*Page*

-- begin --

# Gold Dot Ammo (Short Barrel?)



## Bigpoppy (Oct 19, 2008)

What length handgun barrel would be considered for using Gold Dot Short Barrel Ammo 4inches or less than 4inches. What is the difference between Gold Dot short barrel ammo and Standard Gold Dot ammo. I have a Handgun in 45ACP with a 4inch barrel that I am using standard Gold Dot 230gr ammo. I was wondering would I be better served by using the same load in "short barrel"?


----------



## not_possible (Sep 21, 2007)

i believe the main difference is that the projectile is made to expand at the lower velocities that you'd have in a short barreled firearm. my thought is it's mainly for 2-3" revolvers or subcompact pistols.


----------



## Joeywhat (Apr 17, 2008)

I would only use short barrel ammo in guns with barrels less then 3". I carried "normal" ammo in my XD sub compact.

YMMV.


----------



## Bigpoppy (Oct 19, 2008)

*Gold Dot Ammo(Short Barrel?)*

Thanx for the replies, Very helpful and pretty much along the lines of what I was already thinking.


----------



## TOF (Sep 7, 2006)

Here is what Speer has to say about it:

*Speer® LE Gold Dot® Short Barrel Duty Ammunition*

Packing a short barrel once meant less velocity and less reliable expansion. Speer has created an entire category of specialized ammunition designed specifically for back-up guns. Gold Dot Short Barrel was introduced in 2004 and designed from the ground up to work in 2-inch barrels. We redesigned select Gold Dot bullets to make the cavity larger for reliable expansion at the reduced velocities common to short barrel handguns. You also get less "kick" to keep you on target when wielding sharp snapping .357 and .44 Magnum revolvers. And if a semi-auto is your gun of choice, our offerings are ideal for expansion in barrels as short as three inches. Available in 9mm +P, 38 Special +P, 357 Magnum, 40 S&W, 44 Magnum and 45 Auto

http://le.atk.com/general/speerproducts/handgun/GoldDotShortBarrel.aspx


----------

-- end --

*Material to process*
-- begin --

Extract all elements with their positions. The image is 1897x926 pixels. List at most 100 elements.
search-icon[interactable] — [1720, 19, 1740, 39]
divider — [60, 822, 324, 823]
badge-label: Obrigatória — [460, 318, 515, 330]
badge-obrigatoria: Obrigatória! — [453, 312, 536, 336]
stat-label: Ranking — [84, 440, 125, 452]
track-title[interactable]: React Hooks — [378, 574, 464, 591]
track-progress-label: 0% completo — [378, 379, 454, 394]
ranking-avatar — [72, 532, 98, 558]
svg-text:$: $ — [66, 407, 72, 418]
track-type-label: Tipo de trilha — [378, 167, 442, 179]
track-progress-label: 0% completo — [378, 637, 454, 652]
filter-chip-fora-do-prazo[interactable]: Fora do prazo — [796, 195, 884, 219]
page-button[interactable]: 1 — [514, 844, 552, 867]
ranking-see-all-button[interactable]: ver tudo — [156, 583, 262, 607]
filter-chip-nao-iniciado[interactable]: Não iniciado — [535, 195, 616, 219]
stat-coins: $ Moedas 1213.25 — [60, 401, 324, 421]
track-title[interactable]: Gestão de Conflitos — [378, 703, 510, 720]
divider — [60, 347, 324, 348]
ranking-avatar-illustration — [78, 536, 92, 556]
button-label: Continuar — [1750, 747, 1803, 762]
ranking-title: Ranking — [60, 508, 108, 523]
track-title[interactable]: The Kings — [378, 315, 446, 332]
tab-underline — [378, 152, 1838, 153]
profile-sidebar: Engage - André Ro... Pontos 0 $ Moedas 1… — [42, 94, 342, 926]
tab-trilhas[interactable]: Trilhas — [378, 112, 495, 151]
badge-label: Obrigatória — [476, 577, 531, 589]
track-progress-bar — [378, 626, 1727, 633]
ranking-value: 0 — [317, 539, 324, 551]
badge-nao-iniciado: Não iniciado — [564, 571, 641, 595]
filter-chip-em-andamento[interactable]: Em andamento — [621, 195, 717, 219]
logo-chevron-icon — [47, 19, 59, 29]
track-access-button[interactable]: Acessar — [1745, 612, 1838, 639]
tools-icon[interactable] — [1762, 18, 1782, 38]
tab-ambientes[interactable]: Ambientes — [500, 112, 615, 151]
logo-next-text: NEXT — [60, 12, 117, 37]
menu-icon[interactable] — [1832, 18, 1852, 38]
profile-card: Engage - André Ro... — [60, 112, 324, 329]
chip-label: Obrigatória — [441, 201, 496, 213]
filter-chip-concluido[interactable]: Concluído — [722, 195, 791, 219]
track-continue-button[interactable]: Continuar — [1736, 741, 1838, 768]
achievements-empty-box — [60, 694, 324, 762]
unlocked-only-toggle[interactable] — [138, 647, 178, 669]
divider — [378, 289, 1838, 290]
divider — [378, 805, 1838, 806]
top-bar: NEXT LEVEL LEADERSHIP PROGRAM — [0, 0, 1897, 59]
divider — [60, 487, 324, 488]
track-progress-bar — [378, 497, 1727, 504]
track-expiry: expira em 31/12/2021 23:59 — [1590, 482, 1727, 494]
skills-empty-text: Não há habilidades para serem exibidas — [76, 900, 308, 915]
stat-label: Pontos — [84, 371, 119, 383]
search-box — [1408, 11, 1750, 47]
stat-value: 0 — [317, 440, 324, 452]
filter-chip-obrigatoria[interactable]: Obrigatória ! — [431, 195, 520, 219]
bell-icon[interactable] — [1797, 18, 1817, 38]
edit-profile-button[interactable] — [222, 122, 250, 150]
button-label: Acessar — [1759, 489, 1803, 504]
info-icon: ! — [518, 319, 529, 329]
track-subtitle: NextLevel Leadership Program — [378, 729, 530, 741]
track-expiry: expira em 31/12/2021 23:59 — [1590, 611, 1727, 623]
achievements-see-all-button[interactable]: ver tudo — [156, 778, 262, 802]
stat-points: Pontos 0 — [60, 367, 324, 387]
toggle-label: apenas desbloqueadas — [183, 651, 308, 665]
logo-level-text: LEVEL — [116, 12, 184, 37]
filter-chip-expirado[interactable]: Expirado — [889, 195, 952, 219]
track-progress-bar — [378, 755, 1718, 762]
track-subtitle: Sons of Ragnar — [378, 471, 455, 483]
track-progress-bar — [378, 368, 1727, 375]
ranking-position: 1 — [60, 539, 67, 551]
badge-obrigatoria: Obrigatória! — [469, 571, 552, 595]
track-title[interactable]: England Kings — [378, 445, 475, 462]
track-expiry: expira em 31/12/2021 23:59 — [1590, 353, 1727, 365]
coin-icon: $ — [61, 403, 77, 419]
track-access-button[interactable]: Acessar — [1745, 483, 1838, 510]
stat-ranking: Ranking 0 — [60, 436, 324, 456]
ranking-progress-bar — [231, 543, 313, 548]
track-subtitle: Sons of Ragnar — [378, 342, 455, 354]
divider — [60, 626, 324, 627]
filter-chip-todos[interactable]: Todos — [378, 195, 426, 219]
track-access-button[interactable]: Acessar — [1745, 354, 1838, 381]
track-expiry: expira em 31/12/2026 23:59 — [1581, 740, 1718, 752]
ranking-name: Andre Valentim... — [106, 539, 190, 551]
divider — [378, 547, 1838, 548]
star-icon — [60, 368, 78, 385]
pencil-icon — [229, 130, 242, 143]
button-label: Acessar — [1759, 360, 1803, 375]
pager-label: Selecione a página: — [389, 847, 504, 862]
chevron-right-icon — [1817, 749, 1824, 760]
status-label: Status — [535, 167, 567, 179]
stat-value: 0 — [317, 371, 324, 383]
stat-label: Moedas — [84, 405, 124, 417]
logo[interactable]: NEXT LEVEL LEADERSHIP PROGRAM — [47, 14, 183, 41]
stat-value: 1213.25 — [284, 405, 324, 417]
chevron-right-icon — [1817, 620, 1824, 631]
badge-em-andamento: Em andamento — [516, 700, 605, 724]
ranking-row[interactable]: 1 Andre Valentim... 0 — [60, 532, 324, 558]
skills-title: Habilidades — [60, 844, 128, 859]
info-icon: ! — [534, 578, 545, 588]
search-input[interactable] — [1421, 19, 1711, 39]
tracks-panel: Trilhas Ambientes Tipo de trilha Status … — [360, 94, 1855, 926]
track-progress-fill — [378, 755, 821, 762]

-- end --

*Request 1*
In the Gold Dot thread, what year does Speer say Gold Dot Short Barrel was introduced?
*Request 2*
Please quote the records word for word, from their first line through the line with "badge-label: Obrigatória — [460, 318, 515, 330]", including both of those lines.

*Full answer 1*
2004

*Full answer 2*
Extract all elements with their positions. The image is 1897x926 pixels. List at most 100 elements.
search-icon[interactable] — [1720, 19, 1740, 39]
divider — [60, 822, 324, 823]
badge-label: Obrigatória — [460, 318, 515, 330]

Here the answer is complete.